» **DIRECTIONS FOR THIS TASK**: Please retype the lines below without changing a single character.

(Layout coordinate data)
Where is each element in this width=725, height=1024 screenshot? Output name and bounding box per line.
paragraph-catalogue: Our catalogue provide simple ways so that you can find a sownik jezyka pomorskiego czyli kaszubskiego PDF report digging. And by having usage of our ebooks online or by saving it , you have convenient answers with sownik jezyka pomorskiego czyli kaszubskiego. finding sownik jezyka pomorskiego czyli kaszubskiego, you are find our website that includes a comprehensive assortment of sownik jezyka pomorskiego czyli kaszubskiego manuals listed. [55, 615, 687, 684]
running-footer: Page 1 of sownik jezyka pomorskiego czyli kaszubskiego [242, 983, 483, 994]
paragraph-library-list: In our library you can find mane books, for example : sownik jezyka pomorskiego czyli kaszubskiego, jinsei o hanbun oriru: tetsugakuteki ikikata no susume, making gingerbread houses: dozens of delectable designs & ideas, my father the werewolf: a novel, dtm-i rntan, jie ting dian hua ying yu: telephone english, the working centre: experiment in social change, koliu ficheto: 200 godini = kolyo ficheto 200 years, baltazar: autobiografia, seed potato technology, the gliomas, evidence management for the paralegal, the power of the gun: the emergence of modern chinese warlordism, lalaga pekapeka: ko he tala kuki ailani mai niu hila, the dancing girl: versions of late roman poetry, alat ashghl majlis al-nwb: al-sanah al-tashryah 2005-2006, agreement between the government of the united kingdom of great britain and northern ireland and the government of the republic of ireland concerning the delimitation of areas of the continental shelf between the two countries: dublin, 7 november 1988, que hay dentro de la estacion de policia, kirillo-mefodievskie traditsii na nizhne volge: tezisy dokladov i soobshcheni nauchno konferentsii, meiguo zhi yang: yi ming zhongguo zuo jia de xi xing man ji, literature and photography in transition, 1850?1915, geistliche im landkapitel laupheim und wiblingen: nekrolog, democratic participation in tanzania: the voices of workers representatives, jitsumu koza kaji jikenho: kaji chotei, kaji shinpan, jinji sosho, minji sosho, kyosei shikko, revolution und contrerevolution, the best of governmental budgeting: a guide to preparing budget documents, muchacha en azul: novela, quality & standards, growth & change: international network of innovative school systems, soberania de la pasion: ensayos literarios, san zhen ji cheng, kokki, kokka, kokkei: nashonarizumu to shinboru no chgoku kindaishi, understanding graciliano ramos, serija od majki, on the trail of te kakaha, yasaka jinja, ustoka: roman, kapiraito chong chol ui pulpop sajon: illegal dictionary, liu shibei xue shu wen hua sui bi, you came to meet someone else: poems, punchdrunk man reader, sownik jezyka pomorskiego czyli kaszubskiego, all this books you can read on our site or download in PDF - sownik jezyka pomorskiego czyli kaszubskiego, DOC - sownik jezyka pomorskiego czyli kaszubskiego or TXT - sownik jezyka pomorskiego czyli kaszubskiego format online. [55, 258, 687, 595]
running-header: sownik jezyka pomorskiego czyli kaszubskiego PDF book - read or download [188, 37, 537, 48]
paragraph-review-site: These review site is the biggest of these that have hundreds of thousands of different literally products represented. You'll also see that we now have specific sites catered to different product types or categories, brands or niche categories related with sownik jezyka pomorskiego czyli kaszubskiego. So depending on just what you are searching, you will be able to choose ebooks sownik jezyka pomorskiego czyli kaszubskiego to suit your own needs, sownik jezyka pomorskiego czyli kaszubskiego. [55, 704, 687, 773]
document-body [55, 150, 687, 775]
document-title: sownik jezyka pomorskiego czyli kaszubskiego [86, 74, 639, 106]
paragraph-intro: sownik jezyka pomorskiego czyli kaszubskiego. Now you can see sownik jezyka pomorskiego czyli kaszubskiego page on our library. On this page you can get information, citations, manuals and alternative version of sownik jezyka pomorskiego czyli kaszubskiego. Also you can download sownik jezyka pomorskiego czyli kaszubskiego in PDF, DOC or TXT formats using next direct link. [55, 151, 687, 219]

» **ANSWER BELOW**:
Where is each element in this width=725, height=1024 screenshot? Output name and bounding box per line.
paragraph-catalogue: Our catalogue provide simple ways so that you can find a sownik jezyka pomorskiego czyli kaszubskiego PDF report digging. And by having usage of our ebooks online or by saving it , you have convenient answers with sownik jezyka pomorskiego czyli kaszubskiego. finding sownik jezyka pomorskiego czyli kaszubskiego, you are find our website that includes a comprehensive assortment of sownik jezyka pomorskiego czyli kaszubskiego manuals listed. [55, 615, 687, 684]
running-footer: Page 1 of sownik jezyka pomorskiego czyli kaszubskiego [242, 983, 483, 994]
paragraph-library-list: In our library you can find mane books, for example : sownik jezyka pomorskiego czyli kaszubskiego, jinsei o hanbun oriru: tetsugakuteki ikikata no susume, making gingerbread houses: dozens of delectable designs & ideas, my father the werewolf: a novel, dtm-i rntan, jie ting dian hua ying yu: telephone english, the working centre: experiment in social change, koliu ficheto: 200 godini = kolyo ficheto 200 years, baltazar: autobiografia, seed potato technology, the gliomas, evidence management for the paralegal, the power of the gun: the emergence of modern chinese warlordism, lalaga pekapeka: ko he tala kuki ailani mai niu hila, the dancing girl: versions of late roman poetry, alat ashghl majlis al-nwb: al-sanah al-tashryah 2005-2006, agreement between the government of the united kingdom of great britain and northern ireland and the government of the republic of ireland concerning the delimitation of areas of the continental shelf between the two countries: dublin, 7 november 1988, que hay dentro de la estacion de policia, kirillo-mefodievskie traditsii na nizhne volge: tezisy dokladov i soobshcheni nauchno konferentsii, meiguo zhi yang: yi ming zhongguo zuo jia de xi xing man ji, literature and photography in transition, 1850?1915, geistliche im landkapitel laupheim und wiblingen: nekrolog, democratic participation in tanzania: the voices of workers representatives, jitsumu koza kaji jikenho: kaji chotei, kaji shinpan, jinji sosho, minji sosho, kyosei shikko, revolution und contrerevolution, the best of governmental budgeting: a guide to preparing budget documents, muchacha en azul: novela, quality & standards, growth & change: international network of innovative school systems, soberania de la pasion: ensayos literarios, san zhen ji cheng, kokki, kokka, kokkei: nashonarizumu to shinboru no chgoku kindaishi, understanding graciliano ramos, serija od majki, on the trail of te kakaha, yasaka jinja, ustoka: roman, kapiraito chong chol ui pulpop sajon: illegal dictionary, liu shibei xue shu wen hua sui bi, you came to meet someone else: poems, punchdrunk man reader, sownik jezyka pomorskiego czyli kaszubskiego, all this books you can read on our site or download in PDF - sownik jezyka pomorskiego czyli kaszubskiego, DOC - sownik jezyka pomorskiego czyli kaszubskiego or TXT - sownik jezyka pomorskiego czyli kaszubskiego format online. [55, 258, 687, 595]
running-header: sownik jezyka pomorskiego czyli kaszubskiego PDF book - read or download [188, 37, 537, 48]
paragraph-review-site: These review site is the biggest of these that have hundreds of thousands of different literally products represented. You'll also see that we now have specific sites catered to different product types or categories, brands or niche categories related with sownik jezyka pomorskiego czyli kaszubskiego. So depending on just what you are searching, you will be able to choose ebooks sownik jezyka pomorskiego czyli kaszubskiego to suit your own needs, sownik jezyka pomorskiego czyli kaszubskiego. [55, 704, 687, 773]
document-body [55, 150, 687, 775]
document-title: sownik jezyka pomorskiego czyli kaszubskiego [86, 74, 639, 106]
paragraph-intro: sownik jezyka pomorskiego czyli kaszubskiego. Now you can see sownik jezyka pomorskiego czyli kaszubskiego page on our library. On this page you can get information, citations, manuals and alternative version of sownik jezyka pomorskiego czyli kaszubskiego. Also you can download sownik jezyka pomorskiego czyli kaszubskiego in PDF, DOC or TXT formats using next direct link. [55, 151, 687, 219]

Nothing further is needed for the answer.